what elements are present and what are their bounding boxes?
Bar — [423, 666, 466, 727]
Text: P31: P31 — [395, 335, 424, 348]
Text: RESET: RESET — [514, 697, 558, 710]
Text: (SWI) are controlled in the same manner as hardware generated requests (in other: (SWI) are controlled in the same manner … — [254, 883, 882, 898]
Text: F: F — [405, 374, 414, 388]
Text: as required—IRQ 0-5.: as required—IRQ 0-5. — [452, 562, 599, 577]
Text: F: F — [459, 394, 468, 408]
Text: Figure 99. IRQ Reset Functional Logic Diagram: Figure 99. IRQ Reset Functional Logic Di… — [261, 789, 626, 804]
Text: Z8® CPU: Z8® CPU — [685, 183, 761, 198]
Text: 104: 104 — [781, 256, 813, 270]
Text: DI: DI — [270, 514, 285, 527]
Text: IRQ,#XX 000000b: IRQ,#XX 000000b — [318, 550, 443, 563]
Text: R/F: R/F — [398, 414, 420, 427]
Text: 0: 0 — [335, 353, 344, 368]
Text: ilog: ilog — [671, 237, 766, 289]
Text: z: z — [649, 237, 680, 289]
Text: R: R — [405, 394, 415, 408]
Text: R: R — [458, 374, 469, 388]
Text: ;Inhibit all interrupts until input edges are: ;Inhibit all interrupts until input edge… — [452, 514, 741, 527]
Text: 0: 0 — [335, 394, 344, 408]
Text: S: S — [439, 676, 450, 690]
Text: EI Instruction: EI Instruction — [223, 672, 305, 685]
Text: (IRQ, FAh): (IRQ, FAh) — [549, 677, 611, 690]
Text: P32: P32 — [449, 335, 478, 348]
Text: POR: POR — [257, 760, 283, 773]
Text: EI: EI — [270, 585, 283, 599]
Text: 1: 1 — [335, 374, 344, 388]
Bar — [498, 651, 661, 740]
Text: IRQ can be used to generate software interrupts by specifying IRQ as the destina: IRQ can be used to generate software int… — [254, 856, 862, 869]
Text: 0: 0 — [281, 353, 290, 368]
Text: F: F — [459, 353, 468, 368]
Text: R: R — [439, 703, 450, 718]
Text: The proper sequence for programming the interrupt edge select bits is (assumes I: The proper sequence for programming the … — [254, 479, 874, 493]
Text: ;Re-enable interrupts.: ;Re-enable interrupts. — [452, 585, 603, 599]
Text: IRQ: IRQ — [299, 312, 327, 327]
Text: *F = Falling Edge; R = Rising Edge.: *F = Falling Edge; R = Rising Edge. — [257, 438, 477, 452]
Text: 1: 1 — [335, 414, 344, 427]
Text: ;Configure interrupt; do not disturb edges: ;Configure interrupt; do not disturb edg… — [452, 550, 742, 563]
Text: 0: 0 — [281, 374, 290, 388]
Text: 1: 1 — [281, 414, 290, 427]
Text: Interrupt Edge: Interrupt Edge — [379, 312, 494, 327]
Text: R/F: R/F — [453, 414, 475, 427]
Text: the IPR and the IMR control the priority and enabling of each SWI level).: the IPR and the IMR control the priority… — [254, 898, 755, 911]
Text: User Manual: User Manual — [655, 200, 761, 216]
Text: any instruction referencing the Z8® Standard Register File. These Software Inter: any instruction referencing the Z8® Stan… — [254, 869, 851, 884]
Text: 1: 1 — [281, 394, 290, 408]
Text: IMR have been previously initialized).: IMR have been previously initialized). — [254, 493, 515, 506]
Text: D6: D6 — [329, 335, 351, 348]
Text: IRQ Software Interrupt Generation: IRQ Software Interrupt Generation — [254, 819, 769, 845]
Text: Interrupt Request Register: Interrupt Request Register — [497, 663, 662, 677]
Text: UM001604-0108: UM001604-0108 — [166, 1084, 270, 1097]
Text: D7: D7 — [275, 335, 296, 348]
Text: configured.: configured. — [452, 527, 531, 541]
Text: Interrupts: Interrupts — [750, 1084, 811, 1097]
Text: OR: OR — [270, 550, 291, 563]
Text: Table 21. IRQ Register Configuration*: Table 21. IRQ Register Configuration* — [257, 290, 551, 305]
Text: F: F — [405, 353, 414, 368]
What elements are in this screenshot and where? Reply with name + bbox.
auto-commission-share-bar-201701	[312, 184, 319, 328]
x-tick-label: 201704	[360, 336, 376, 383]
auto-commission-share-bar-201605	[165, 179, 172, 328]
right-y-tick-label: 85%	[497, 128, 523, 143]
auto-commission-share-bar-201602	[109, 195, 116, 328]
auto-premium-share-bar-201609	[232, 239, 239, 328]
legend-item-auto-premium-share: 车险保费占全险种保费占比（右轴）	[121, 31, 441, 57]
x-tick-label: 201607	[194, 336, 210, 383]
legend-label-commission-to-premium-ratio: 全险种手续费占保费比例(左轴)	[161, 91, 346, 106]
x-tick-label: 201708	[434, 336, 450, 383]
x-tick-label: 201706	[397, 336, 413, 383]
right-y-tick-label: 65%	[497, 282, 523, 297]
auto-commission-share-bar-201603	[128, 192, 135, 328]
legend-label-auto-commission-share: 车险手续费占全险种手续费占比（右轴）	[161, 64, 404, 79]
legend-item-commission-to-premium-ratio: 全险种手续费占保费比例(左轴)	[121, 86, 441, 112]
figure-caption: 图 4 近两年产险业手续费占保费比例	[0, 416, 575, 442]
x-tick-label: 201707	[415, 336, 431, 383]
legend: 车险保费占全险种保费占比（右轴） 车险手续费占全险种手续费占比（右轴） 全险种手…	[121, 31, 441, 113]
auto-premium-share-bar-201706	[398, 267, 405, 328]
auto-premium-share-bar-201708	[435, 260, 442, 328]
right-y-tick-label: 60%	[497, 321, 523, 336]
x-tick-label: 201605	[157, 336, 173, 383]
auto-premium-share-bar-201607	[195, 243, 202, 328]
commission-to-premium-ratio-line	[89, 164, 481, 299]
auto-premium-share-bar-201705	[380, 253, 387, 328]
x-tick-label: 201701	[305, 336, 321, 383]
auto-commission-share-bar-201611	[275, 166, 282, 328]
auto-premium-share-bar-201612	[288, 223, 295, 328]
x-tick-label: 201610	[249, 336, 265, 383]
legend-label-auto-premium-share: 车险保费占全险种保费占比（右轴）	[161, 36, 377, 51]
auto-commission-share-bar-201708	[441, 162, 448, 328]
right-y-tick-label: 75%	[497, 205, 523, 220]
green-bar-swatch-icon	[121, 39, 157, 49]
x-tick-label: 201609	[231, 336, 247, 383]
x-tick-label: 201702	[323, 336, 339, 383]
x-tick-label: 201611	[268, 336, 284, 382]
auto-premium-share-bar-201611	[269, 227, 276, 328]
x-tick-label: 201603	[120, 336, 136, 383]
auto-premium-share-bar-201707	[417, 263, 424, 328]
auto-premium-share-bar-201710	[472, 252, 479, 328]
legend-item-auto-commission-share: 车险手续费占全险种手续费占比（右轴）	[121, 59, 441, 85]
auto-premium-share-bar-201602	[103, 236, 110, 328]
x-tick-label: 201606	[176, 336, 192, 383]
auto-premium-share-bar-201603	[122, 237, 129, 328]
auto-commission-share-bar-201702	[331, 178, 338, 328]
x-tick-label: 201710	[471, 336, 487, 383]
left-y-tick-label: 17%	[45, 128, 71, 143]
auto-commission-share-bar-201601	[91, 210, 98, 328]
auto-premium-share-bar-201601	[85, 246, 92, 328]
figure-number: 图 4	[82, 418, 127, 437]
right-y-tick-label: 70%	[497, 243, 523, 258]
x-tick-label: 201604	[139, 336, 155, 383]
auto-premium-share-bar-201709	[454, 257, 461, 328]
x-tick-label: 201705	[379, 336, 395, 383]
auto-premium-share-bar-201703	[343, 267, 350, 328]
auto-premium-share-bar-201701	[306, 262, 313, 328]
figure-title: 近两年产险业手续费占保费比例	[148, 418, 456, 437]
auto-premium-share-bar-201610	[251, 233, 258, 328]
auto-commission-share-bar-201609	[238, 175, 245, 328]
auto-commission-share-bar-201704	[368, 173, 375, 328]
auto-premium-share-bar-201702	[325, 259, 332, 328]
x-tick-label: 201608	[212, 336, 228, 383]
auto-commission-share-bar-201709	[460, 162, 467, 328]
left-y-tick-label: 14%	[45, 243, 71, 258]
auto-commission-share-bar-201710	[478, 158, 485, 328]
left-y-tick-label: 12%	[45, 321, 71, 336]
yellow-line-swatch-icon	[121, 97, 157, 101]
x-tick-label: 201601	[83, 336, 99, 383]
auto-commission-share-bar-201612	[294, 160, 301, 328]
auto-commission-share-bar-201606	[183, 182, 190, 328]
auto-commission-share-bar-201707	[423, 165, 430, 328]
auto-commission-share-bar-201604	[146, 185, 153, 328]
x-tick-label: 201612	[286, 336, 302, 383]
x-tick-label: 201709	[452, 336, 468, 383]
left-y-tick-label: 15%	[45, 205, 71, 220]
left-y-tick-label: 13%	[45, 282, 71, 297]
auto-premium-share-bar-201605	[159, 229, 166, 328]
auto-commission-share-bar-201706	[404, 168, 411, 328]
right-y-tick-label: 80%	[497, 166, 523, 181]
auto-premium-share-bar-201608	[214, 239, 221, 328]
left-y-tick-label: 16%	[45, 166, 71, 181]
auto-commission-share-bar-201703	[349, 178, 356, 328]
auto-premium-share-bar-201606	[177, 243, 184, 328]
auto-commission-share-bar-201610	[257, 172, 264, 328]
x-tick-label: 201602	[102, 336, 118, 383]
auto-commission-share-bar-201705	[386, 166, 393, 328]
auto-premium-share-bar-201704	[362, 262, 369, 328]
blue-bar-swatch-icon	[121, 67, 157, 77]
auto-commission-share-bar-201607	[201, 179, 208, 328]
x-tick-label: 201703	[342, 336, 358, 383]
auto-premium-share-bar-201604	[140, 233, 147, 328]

* * * * * * * * *

What you should do: Copy the entries line for line, from the start of the records down to the line containing "Text: S: S — [439, 676, 450, 690]", including that line.

Worked answer:
what elements are present and what are their bounding boxes?
Bar — [423, 666, 466, 727]
Text: P31: P31 — [395, 335, 424, 348]
Text: RESET: RESET — [514, 697, 558, 710]
Text: (SWI) are controlled in the same manner as hardware generated requests (in other: (SWI) are controlled in the same manner … — [254, 883, 882, 898]
Text: F: F — [405, 374, 414, 388]
Text: as required—IRQ 0-5.: as required—IRQ 0-5. — [452, 562, 599, 577]
Text: F: F — [459, 394, 468, 408]
Text: Figure 99. IRQ Reset Functional Logic Diagram: Figure 99. IRQ Reset Functional Logic Di… — [261, 789, 626, 804]
Text: Z8® CPU: Z8® CPU — [685, 183, 761, 198]
Text: 104: 104 — [781, 256, 813, 270]
Text: DI: DI — [270, 514, 285, 527]
Text: IRQ,#XX 000000b: IRQ,#XX 000000b — [318, 550, 443, 563]
Text: R/F: R/F — [398, 414, 420, 427]
Text: 0: 0 — [335, 353, 344, 368]
Text: ilog: ilog — [671, 237, 766, 289]
Text: z: z — [649, 237, 680, 289]
Text: R: R — [405, 394, 415, 408]
Text: R: R — [458, 374, 469, 388]
Text: ;Inhibit all interrupts until input edges are: ;Inhibit all interrupts until input edge… — [452, 514, 741, 527]
Text: 0: 0 — [335, 394, 344, 408]
Text: S: S — [439, 676, 450, 690]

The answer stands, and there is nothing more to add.